= 50th Reserve Rifle Division =

The 50th "Lithuanian" Reserve Rifle Division (50-я запасная литовская стрелковая дивизия, 50-oji lietuviškoji šaulių atsargos divizija) was a short-lived infantry division of the Red Army at the end of World War II. Formed from forcefully mobilized Lithuanian men, the division was poorly supplied, faced major morale issues, and suffered from mass desertions. As a result, it was dissolved in January 1945. It marked an end of Lithuanian communists' hopes to form a Lithuanian rifle corps within the Red Army.

==History==
===Background===
As soon as the Red Army pushed German Wehrmacht forces out of eastern Lithuania as a result of the Operation Bagration in summer 1944, Soviets started a mobilization of Lithuanian men. Lithuanians were largely able to resist German mobilization attempts and similarly hoped to resist Soviet attempts. Many men had to be forcefully taken by the NKVD, others hid in forests giving rise to the armed anti-Soviet resistance which continued until the 1950s. During 1944, a total of 63,000 men (of them 42,558 Lithuanians) were mobilized in Lithuania. Of these men, 24,100 were taken by force.

===Formation===
The mobilized men were first sent to the 50th Reserve Rifle Division for basic training. From this unit, men were sent to the 16th "Lithuanian" Rifle Division. Generally, Soviets attempted to send non-Russians to their national military formations of the Red Army. Until December 1944, only a few Lithuanians were sent to other units.

This division was established in August 1944 and was based in a summer camp near Yartsevo, Smolensk Oblast. Lithuanian men were transported via railway to this camp, but living conditions were abysmal. Soldiers lacked food, clothing, shoes, and lived in primitive dugouts. In his later memoirs, division's chief of staff Juozas Listopadskis described the camp looking like a concentration camp or even worse.

As winter approached, which would have made living conditions even worse, permission was given to relocate the division to Lithuania. From 15 October to 4 November 1944, about 30,000 men were transported to Lithuania. The staff was based in Vilnius while its four regiments were spread out in Gaižiūnai, Jašiūnai, Ukmergė, and Pabradė.

= = =

→ **Tasks**:
1. Print the listing from its start through the line containing "- x-axis-labels: 2020", reproducing each line without changes.
2. Continue the article on the 50th Reserve Rifle Division from the point where it ends.

= = =

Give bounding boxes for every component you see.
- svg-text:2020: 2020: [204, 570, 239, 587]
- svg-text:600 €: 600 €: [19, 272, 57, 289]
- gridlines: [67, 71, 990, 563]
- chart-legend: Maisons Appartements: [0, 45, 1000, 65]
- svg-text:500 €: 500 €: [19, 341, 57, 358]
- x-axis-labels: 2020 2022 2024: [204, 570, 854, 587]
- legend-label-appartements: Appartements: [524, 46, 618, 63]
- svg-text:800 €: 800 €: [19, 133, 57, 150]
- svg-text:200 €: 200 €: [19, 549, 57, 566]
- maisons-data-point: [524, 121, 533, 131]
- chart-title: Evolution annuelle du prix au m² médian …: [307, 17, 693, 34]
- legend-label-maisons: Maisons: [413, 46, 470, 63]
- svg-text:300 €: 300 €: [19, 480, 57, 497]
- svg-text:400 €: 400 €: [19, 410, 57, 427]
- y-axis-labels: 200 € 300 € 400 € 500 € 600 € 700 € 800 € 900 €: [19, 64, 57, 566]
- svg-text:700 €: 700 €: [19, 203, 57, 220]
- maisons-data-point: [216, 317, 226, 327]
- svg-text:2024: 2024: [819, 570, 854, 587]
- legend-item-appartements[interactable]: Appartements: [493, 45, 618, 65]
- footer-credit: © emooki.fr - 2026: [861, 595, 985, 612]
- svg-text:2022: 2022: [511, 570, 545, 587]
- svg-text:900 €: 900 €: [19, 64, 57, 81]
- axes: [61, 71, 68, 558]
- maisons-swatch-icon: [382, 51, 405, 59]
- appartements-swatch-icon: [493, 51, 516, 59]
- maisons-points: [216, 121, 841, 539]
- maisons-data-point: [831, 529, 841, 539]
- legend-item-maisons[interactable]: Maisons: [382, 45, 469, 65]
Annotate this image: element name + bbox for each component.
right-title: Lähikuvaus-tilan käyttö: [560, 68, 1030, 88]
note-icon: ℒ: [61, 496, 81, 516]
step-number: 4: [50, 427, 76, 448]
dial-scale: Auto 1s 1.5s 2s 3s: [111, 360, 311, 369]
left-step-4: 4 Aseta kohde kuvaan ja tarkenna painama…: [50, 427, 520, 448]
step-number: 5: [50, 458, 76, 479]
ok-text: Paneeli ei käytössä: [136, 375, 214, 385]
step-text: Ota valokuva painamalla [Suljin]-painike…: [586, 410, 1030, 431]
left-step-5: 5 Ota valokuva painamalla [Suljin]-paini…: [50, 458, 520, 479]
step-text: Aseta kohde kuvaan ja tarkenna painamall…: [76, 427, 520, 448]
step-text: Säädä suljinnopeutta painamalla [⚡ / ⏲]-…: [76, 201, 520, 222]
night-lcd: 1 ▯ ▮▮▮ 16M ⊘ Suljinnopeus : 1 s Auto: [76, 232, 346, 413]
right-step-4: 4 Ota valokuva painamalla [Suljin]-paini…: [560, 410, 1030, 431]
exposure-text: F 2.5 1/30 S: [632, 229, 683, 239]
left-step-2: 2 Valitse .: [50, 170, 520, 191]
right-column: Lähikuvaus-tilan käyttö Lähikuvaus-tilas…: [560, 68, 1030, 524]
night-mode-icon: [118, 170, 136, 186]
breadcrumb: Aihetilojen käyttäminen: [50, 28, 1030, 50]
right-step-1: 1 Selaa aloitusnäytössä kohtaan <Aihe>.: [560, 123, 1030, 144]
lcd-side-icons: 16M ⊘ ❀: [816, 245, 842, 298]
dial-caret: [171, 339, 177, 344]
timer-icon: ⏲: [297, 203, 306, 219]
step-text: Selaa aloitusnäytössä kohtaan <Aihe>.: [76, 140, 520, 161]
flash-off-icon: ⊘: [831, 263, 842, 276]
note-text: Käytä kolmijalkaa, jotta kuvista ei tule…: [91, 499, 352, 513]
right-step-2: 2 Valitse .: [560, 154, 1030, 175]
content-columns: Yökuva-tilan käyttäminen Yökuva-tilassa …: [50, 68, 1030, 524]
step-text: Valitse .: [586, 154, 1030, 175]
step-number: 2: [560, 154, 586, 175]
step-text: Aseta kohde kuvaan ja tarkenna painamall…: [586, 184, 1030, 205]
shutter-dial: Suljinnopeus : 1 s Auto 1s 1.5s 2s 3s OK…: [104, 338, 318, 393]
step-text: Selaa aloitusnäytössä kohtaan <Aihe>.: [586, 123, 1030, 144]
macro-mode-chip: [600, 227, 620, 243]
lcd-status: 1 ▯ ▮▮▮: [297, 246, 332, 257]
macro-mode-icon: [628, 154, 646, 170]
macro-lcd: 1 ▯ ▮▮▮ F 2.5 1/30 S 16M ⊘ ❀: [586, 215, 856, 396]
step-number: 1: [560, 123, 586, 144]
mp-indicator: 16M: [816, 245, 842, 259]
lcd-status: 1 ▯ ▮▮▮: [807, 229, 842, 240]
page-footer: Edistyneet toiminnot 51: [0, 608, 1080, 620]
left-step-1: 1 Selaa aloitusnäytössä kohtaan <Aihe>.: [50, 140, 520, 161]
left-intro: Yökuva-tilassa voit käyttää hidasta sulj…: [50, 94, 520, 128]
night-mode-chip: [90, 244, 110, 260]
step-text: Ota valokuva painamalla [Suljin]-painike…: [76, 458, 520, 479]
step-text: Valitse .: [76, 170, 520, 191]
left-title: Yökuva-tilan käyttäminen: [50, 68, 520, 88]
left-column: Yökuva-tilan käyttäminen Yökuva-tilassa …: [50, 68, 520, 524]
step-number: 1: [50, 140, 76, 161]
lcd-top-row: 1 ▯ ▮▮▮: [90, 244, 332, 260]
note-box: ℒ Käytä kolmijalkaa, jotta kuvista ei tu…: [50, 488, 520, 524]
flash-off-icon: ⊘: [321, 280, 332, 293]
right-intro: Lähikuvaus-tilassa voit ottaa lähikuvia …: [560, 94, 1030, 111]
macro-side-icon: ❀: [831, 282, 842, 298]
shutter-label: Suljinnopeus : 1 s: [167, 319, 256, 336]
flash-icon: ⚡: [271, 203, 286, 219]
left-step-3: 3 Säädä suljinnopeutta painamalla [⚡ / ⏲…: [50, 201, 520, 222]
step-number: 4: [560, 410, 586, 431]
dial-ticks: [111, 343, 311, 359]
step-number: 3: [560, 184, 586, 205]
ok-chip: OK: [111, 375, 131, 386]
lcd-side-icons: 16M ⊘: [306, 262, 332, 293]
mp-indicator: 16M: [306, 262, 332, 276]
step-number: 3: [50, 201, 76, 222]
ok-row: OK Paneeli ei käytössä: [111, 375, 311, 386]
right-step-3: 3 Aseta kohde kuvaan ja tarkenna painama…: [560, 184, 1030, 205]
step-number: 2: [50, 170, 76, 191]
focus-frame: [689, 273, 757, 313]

= = =

→ **Solved problems**:
1.
Give bounding boxes for every component you see.
- svg-text:2020: 2020: [204, 570, 239, 587]
- svg-text:600 €: 600 €: [19, 272, 57, 289]
- gridlines: [67, 71, 990, 563]
- chart-legend: Maisons Appartements: [0, 45, 1000, 65]
- svg-text:500 €: 500 €: [19, 341, 57, 358]
- x-axis-labels: 2020 2022 2024: [204, 570, 854, 587]

2.
===Dissolution===
The division continued to face difficulties with living conditions and lack of food. There were outbreaks of typhoid fever. The men were demoralized and hoped that the Soviets would be pushed out by the western forces. Many Lithuanians could not speak Russian and could not communicate with their Russian commanders. Men frequently deserted armed and in groups, later joining the Lithuanian partisans. In a 15 December 1944 letter to Lavrentiy Beria, Soviet Minister of Internal Affairs, his deputy Sergei Kruglov reported that between October and mid-December about 1,750 men deserted and SMERSH agents had information about another 1,500 men who planned to desert.

Beria forwarded the letter to Joseph Stalin, Vyacheslav Molotov, Georgy Malenkov, and other officials. In January 1945, the decision was reached to disband the 50th Reserve Rifle Division and assign its regiments to other Russian divisions, mostly in the Moscow Military District.

===Aftermath===
Soviets continued mobilization efforts and sent Lithuanians to various Red Army units. The men served in as many as a hundred different divisions. Until the end of the war, about 108,000 men (of them 82,000 Lithuanians) were mobilized in Lithuania. An estimated 70,000 Lithuanians were sent to the front lines, where 25,000 died.

Failure of the 50th Reserve Rifle Division was a blow to Lithuanian communists who wanted to organize a Lithuanian rifle corps within the Red Army. Estonians and Latvians had their rifle corps (8th Estonian Rifle Corps and 130th Latvian Rifle Corps).

==Structure==
The division had four regiments: 251st, 252nd, 253rd, and 254th Reserve Rifle Regiments. According to regulations, the division was supposed to have about 16,500 men. But already by 6 October, it had more than 26,000 men. The number of men later increased to 30,000. However, the division still lacked officers. On 10 November, the division had 931 officers (should have had 1,122) and 1,350 sergeants (should have had 3,030). Many of the officers were not Lithuanian: according to a report dated 6 October, the officers included 254 Lithuanians, 443 Russians, and 94 Jews.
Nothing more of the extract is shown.